▸ **Task**
Take the material and output all of it exactly.

▸ **Data supplied**

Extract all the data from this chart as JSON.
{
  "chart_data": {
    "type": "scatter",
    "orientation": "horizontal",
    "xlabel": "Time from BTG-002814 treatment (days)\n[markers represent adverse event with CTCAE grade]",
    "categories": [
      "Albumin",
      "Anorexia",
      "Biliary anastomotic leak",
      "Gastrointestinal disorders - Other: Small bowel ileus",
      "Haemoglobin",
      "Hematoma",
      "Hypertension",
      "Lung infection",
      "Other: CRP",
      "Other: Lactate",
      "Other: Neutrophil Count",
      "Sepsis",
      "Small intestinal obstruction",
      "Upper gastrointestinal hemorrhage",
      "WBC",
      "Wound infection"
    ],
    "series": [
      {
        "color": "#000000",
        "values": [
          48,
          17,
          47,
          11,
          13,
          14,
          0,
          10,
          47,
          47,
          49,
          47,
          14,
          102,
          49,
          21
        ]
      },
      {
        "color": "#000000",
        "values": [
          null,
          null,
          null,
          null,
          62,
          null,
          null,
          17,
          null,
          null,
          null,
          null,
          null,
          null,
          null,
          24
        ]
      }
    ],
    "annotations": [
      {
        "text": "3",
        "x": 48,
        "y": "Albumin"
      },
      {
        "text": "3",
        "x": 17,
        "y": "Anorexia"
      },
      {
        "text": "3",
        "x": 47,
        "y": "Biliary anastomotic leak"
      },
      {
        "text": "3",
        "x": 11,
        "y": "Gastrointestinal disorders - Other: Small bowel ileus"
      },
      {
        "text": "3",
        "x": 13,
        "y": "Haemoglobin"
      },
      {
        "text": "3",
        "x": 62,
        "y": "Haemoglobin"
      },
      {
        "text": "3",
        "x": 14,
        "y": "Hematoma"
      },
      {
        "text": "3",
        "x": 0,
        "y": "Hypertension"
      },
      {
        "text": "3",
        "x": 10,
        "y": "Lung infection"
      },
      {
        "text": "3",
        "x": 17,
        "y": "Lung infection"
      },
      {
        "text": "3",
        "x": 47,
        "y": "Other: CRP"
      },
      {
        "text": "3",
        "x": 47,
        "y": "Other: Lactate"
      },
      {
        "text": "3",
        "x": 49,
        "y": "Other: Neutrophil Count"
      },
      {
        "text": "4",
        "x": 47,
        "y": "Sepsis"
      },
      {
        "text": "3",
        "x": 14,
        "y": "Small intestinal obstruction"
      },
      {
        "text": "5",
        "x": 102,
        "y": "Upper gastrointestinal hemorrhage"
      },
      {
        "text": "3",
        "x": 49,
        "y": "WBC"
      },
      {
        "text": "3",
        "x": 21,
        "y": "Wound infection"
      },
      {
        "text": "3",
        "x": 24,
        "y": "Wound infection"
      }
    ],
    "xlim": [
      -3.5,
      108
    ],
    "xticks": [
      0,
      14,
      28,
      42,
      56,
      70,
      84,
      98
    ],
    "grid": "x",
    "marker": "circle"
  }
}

▸ **Response**
Extract all the data from this chart as JSON.
{
  "chart_data": {
    "type": "scatter",
    "orientation": "horizontal",
    "xlabel": "Time from BTG-002814 treatment (days)\n[markers represent adverse event with CTCAE grade]",
    "categories": [
      "Albumin",
      "Anorexia",
      "Biliary anastomotic leak",
      "Gastrointestinal disorders - Other: Small bowel ileus",
      "Haemoglobin",
      "Hematoma",
      "Hypertension",
      "Lung infection",
      "Other: CRP",
      "Other: Lactate",
      "Other: Neutrophil Count",
      "Sepsis",
      "Small intestinal obstruction",
      "Upper gastrointestinal hemorrhage",
      "WBC",
      "Wound infection"
    ],
    "series": [
      {
        "color": "#000000",
        "values": [
          48,
          17,
          47,
          11,
          13,
          14,
          0,
          10,
          47,
          47,
          49,
          47,
          14,
          102,
          49,
          21
        ]
      },
      {
        "color": "#000000",
        "values": [
          null,
          null,
          null,
          null,
          62,
          null,
          null,
          17,
          null,
          null,
          null,
          null,
          null,
          null,
          null,
          24
        ]
      }
    ],
    "annotations": [
      {
        "text": "3",
        "x": 48,
        "y": "Albumin"
      },
      {
        "text": "3",
        "x": 17,
        "y": "Anorexia"
      },
      {
        "text": "3",
        "x": 47,
        "y": "Biliary anastomotic leak"
      },
      {
        "text": "3",
        "x": 11,
        "y": "Gastrointestinal disorders - Other: Small bowel ileus"
      },
      {
        "text": "3",
        "x": 13,
        "y": "Haemoglobin"
      },
      {
        "text": "3",
        "x": 62,
        "y": "Haemoglobin"
      },
      {
        "text": "3",
        "x": 14,
        "y": "Hematoma"
      },
      {
        "text": "3",
        "x": 0,
        "y": "Hypertension"
      },
      {
        "text": "3",
        "x": 10,
        "y": "Lung infection"
      },
      {
        "text": "3",
        "x": 17,
        "y": "Lung infection"
      },
      {
        "text": "3",
        "x": 47,
        "y": "Other: CRP"
      },
      {
        "text": "3",
        "x": 47,
        "y": "Other: Lactate"
      },
      {
        "text": "3",
        "x": 49,
        "y": "Other: Neutrophil Count"
      },
      {
        "text": "4",
        "x": 47,
        "y": "Sepsis"
      },
      {
        "text": "3",
        "x": 14,
        "y": "Small intestinal obstruction"
      },
      {
        "text": "5",
        "x": 102,
        "y": "Upper gastrointestinal hemorrhage"
      },
      {
        "text": "3",
        "x": 49,
        "y": "WBC"
      },
      {
        "text": "3",
        "x": 21,
        "y": "Wound infection"
      },
      {
        "text": "3",
        "x": 24,
        "y": "Wound infection"
      }
    ],
    "xlim": [
      -3.5,
      108
    ],
    "xticks": [
      0,
      14,
      28,
      42,
      56,
      70,
      84,
      98
    ],
    "grid": "x",
    "marker": "circle"
  }
}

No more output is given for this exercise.